● EXPLORE THE MATERIAL
1 – In the opinion piece, why must Trump be treated and suppressed?
2 – Repeat the opinion piece's text from "Civics classes? What" to "Supreme Court justices.".
3 – Which appointed positions or bodies does the opinion piece mention?

[[ DOCUMENT TEXT, beginning ]]

Dismantling governmental safeguards as part of the donor payback expected of legislators has become the new reality. Well, that basic shift in thinking is precisely what is behind the present dismantling of American government. A talk radio host who denies climate change and has no science background will be appointed head of the EPA by the president. Emergency managers are appointed by governors and mayors to override elected officials from school boards to counties and cities. Appointed school boards for charter schools who are accountable to no one exist in nearly every state.
Civics classes? What page in what textbook guarantees the accuracy of that thuggery? How many citizens believe that "do whatever it takes" is better than imperfect government of the people, for the people, and by the people?
Will a Republican House majority and Senate 60% vote to impeach a Republican president who has a 39% approval rating by the American people occur? This is reality. Traditional impeachment processes, past and present, do not even mention this.
Even the present Supreme Court cannot be counted on to follow the actual rule of law. Supreme Court spinners have replaced Supreme Court justices.
Trump is the symptom of the disease of corruption and power. As a symptom, he must be treated and suppressed. His last few interviews have demonstrated a man who is unravelling himself. He will spin out, lose it and leave office before Congress will successfully impeach him.

[[ DOCUMENT TEXT, end ]]
[[ DATASET ENTRIES, beginning ]]

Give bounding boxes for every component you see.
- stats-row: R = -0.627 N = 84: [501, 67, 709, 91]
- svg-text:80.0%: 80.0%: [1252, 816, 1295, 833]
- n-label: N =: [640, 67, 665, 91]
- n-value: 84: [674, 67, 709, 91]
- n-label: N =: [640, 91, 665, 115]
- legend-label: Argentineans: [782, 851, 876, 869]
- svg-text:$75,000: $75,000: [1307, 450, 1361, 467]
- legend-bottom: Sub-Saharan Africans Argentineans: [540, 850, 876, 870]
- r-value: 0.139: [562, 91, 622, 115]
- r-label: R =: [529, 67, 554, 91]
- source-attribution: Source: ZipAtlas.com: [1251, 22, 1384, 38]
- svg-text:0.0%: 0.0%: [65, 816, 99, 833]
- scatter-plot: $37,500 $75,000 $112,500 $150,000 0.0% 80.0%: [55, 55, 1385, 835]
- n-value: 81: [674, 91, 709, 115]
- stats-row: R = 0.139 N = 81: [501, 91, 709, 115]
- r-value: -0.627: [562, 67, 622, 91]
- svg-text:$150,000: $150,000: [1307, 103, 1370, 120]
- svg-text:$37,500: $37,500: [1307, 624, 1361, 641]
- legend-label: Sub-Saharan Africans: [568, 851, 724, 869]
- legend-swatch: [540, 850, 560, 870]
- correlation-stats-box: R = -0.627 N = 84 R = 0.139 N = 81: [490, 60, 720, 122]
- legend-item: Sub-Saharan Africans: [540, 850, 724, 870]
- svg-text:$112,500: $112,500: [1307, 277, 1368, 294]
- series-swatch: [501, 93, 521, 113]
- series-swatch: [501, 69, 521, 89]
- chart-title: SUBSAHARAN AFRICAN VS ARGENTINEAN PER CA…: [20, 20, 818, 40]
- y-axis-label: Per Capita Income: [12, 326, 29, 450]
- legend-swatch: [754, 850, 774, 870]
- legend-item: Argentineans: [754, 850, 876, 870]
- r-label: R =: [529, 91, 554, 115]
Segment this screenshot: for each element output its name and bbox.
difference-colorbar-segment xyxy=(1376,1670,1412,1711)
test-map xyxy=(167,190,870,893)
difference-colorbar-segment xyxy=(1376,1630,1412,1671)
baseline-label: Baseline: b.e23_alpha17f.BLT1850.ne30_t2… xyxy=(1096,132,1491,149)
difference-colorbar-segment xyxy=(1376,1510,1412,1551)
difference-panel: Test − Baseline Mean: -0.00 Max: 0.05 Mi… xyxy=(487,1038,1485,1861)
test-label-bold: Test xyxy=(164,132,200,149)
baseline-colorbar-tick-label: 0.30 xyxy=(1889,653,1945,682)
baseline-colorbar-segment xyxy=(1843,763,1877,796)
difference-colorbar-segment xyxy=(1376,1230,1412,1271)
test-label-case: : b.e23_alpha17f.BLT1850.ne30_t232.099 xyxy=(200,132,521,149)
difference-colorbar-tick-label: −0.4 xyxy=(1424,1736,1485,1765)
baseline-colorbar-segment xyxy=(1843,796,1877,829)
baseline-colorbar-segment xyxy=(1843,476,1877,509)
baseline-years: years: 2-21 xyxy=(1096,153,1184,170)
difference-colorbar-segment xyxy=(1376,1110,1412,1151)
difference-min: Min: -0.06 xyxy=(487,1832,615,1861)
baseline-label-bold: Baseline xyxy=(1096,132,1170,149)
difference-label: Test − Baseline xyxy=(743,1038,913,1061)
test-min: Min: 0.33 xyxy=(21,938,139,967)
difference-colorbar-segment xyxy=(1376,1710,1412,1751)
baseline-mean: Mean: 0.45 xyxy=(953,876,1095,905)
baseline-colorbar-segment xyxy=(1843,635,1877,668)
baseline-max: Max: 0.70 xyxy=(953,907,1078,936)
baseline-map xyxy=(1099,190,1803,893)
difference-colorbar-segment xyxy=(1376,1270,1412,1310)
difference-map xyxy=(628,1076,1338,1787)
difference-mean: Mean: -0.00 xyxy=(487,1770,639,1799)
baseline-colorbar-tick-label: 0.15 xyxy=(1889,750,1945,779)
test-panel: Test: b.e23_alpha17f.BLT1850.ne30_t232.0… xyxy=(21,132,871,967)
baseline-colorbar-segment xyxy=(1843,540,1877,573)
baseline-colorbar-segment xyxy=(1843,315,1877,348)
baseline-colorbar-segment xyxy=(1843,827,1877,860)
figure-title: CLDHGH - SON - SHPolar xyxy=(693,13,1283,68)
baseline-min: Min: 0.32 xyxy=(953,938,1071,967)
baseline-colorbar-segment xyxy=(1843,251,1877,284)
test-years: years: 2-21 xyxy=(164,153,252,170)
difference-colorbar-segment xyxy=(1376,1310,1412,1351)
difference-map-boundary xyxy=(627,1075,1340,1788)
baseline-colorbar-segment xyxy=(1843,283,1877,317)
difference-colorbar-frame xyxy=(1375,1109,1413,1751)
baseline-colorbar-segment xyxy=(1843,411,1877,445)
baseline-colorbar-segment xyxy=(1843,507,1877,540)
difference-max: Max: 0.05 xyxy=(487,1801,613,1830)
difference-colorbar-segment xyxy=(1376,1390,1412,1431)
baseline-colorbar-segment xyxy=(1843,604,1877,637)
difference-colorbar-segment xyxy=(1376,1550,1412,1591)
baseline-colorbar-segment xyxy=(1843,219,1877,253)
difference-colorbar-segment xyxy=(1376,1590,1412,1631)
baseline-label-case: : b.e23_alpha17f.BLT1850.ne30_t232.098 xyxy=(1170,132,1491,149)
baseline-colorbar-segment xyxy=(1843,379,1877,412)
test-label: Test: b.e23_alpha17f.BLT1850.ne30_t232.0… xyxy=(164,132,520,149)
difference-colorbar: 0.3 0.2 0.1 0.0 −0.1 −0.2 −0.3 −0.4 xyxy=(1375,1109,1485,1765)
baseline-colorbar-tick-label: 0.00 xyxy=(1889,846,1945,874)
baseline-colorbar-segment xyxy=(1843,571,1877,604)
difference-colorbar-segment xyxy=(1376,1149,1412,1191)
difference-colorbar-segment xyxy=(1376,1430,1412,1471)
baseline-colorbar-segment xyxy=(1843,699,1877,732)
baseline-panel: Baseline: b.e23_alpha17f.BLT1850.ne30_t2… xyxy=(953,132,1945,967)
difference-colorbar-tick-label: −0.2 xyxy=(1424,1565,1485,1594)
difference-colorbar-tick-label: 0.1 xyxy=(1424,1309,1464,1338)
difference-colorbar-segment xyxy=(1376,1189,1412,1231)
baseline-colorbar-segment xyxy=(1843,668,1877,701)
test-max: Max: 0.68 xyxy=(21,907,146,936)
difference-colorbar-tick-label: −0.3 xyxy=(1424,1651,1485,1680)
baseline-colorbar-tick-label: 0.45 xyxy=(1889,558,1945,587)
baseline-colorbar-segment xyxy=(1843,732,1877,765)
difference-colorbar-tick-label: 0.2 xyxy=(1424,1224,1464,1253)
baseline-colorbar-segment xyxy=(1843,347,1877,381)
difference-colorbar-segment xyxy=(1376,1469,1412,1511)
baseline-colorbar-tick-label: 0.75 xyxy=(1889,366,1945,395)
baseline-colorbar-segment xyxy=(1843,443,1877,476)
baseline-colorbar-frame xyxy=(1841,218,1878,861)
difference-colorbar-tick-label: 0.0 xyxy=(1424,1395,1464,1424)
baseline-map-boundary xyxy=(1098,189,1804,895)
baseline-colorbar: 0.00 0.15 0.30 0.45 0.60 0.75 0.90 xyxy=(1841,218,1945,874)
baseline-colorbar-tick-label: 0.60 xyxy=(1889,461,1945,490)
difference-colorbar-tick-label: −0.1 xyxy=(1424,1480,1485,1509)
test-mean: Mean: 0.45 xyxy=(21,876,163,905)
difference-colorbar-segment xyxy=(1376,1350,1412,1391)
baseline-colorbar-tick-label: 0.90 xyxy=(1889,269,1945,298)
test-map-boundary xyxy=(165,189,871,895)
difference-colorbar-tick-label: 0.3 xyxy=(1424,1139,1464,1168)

[[ DATASET ENTRIES, end ]]

● YOUR WRITTEN ANSWERS
1 – The piece calls Trump a symptom of the disease of corruption and power. Because he is a symptom, it says, he must be treated and suppressed.

2 –
Civics classes? What page in what textbook guarantees the accuracy of that thuggery? How many citizens believe that "do whatever it takes" is better than imperfect government of the people, for the people, and by the people?
Will a Republican House majority and Senate 60% vote to impeach a Republican president who has a 39% approval rating by the American people occur? This is reality. Traditional impeachment processes, past and present, do not even mention this.
Even the present Supreme Court cannot be counted on to follow the actual rule of law. Supreme Court spinners have replaced Supreme Court justices.

3 –
- Head of the EPA
- Emergency managers
- Appointed school boards for charter schools